What to produce
Locate the word "TradingView" in the data below, then copy every line that holds it.

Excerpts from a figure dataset
^^^^

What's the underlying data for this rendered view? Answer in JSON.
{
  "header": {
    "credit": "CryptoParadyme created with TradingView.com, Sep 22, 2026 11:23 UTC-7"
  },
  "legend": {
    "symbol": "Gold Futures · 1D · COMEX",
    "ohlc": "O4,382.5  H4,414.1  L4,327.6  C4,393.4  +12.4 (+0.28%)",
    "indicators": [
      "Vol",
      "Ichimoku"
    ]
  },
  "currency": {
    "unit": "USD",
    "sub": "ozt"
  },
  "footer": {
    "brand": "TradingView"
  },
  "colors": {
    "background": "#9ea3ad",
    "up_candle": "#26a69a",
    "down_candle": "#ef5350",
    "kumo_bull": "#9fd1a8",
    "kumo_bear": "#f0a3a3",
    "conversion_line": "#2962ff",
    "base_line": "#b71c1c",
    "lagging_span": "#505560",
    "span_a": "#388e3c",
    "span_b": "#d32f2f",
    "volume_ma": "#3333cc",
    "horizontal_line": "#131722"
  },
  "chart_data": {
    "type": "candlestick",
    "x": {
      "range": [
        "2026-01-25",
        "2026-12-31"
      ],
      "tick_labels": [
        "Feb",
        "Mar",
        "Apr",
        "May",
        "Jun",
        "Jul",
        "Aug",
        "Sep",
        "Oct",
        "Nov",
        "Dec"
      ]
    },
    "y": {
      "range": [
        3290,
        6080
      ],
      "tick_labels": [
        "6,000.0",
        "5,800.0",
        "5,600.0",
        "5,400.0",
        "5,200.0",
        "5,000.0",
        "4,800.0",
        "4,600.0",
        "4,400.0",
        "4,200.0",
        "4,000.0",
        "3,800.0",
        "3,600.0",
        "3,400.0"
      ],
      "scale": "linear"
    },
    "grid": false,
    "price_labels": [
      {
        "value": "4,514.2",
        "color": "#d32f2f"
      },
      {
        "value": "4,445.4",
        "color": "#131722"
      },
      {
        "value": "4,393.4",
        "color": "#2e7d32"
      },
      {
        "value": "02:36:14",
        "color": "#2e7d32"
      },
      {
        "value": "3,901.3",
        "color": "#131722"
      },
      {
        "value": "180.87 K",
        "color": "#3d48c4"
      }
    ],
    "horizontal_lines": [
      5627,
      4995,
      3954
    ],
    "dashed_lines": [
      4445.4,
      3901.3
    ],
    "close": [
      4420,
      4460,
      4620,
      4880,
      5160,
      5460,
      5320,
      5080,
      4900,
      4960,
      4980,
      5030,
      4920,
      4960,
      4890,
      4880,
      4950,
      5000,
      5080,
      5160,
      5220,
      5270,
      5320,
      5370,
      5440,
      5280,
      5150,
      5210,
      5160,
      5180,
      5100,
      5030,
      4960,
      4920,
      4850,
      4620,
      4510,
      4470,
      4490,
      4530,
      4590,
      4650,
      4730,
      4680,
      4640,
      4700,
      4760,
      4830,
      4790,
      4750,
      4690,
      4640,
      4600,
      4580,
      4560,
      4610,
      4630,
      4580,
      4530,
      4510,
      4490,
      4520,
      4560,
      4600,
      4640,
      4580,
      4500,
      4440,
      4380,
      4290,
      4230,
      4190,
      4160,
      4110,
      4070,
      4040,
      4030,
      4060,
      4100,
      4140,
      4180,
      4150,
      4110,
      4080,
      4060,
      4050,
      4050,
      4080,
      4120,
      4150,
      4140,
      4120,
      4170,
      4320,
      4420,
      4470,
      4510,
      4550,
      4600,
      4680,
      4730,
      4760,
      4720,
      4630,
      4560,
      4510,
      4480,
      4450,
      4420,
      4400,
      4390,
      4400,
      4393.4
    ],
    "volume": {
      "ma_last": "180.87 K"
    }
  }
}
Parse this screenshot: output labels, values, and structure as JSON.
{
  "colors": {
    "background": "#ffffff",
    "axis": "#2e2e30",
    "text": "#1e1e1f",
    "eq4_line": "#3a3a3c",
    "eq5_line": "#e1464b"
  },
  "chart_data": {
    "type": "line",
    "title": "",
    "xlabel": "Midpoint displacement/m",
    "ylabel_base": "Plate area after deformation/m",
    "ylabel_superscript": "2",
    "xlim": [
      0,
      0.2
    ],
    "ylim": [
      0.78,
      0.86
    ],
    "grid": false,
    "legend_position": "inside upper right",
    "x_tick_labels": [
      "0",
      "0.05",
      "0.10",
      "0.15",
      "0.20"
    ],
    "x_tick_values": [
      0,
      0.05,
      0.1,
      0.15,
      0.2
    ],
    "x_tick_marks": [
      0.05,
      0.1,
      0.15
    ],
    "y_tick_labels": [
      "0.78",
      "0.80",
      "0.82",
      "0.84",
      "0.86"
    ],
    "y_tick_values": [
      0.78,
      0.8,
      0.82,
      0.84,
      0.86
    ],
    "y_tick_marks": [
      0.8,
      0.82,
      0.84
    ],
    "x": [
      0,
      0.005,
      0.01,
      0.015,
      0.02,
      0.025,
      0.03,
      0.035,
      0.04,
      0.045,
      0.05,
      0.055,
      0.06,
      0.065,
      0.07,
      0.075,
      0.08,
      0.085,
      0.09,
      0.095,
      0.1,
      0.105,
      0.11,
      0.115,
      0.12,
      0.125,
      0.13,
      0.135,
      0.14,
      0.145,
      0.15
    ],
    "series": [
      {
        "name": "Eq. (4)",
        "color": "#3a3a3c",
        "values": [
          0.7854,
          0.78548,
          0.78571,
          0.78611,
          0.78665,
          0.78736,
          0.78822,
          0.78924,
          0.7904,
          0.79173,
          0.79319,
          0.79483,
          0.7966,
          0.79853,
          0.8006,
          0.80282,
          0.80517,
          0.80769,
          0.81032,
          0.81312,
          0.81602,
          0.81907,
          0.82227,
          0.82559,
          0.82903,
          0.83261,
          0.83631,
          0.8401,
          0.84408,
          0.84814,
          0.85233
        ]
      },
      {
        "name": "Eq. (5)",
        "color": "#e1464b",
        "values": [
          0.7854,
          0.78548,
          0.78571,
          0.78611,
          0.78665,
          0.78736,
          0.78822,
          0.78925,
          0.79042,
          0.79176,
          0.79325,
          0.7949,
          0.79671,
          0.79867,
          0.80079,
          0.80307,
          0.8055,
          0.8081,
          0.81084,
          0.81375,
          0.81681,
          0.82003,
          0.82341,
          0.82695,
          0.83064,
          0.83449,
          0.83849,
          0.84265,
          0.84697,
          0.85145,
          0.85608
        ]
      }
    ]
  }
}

^^^^

Solution for this exercise
    "credit": "CryptoParadyme created with TradingView.com, Sep 22, 2026 11:23 UTC-7"
    "brand": "TradingView"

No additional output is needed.